Carry on writing the Rust documentation for the Lua API, starting right after its last line.

◆ Quoted passage:
§ §
Create a new empty table.

pub fn create_string(&self, bytes: impl AsRef<[u8]>) -> Result<LuaString>

Create a new Lua string from bytes.

pub fn create_function<A, R, F>(&self, func: F) -> Result<Function>

where A: FromLuaMulti + 'static, R: IntoLuaMulti + 'static, F: Fn(&Lua, A) -> Result<R> + 'static,

pub fn create_function_mut<A, R, F>(&self, func: F) -> Result<Function>

where A: FromLuaMulti + 'static, R: IntoLuaMulti + 'static, F: FnMut(&Lua, A) -> Result<R> + 'static,

pub fn create_userdata<T>(&self, data: T) -> Result<AnyUserData>

where T: UserData,

pub fn scope<F, R>(&self, f: F) -> Result<R>

where F: for<'scope> FnOnce(&Scope<'scope>) -> Result<R>,

Run f with a fresh Scope; any AnyUserData created via the scope is invalidated when f returns, so leaked references fail cleanly instead of using-after-the-borrow-ended.

use lua_rs_runtime::{Lua, UserData, UserDataMethods};

struct Counter { value: i64 }

impl UserData for Counter {
    fn add_methods<M: UserDataMethods<Self>>(methods: &mut M) {
        methods.add_method_mut("inc", |_lua, this, delta: i64| {
            this.value += delta;
            Ok(this.value)
§ §
◆ Given information:
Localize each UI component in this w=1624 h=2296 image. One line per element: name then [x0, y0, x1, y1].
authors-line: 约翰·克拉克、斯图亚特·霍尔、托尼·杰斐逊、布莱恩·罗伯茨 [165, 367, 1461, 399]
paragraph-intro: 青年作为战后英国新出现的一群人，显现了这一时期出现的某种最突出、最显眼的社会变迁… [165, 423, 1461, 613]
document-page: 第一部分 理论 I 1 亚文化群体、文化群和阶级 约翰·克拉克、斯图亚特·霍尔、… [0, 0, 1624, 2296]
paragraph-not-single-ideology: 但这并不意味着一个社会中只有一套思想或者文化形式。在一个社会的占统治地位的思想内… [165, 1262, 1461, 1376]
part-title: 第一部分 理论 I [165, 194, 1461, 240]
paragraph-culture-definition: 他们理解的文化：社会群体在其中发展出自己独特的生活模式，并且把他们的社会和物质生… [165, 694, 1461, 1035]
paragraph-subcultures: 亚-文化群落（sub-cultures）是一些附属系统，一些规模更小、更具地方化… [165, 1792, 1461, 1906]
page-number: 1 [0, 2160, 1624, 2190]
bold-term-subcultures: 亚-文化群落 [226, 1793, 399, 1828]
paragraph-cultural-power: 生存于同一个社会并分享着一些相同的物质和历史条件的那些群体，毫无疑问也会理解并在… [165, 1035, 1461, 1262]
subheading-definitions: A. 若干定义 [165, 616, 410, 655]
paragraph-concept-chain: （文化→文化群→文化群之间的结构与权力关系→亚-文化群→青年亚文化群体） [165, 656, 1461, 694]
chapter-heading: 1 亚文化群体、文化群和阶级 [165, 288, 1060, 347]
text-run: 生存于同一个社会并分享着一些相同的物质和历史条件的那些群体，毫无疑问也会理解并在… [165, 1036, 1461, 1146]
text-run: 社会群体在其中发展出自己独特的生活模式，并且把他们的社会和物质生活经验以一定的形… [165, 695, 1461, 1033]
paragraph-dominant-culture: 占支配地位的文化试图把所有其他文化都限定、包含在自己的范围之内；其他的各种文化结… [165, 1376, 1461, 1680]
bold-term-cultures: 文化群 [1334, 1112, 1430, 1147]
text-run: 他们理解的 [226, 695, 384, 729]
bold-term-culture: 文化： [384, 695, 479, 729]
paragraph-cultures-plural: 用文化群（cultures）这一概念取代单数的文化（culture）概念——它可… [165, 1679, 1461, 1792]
§ §
◆ Exercise result:
        });
    }
}

let lua = Lua::new();
let mut counter = Counter { value: 0 };

lua.scope(|scope| {
    let ud = scope.create_userdata_ref_mut(&lua, &mut counter)?;
    lua.globals().set("c", &ud)?;
    lua.load("c:inc(5); c:inc(7)").exec()
}).unwrap();

assert_eq!(counter.value, 12);

// The script can stash the userdata on a global and try to use it
// later, but the call cleanly errors instead of touching the
// dropped `&mut counter`:
lua.scope(|scope| {
    let ud = scope.create_userdata_ref_mut(&lua, &mut counter)?;
    lua.globals().set("leaked", &ud)
}).unwrap();
assert!(lua.load("leaked:inc(1)").exec().is_err());

Examples found in repository

examples/scope_world.rs (lines 69-92)

fn main() -> Result<()> {
    let lua = Lua::new();
    let mut world = World::default();

    let count: i64 = lua.scope(|s| {
        let world_ud = s.create_userdata_ref_mut(&lua, &mut world)?;
        lua.globals().set("world", &world_ud)?;

        lua.load(
            r#"
            local a = world:spawn()
            local b = world:spawn()

            -- Direct mutation through a live sub-reference.
            local pa = world:position(a)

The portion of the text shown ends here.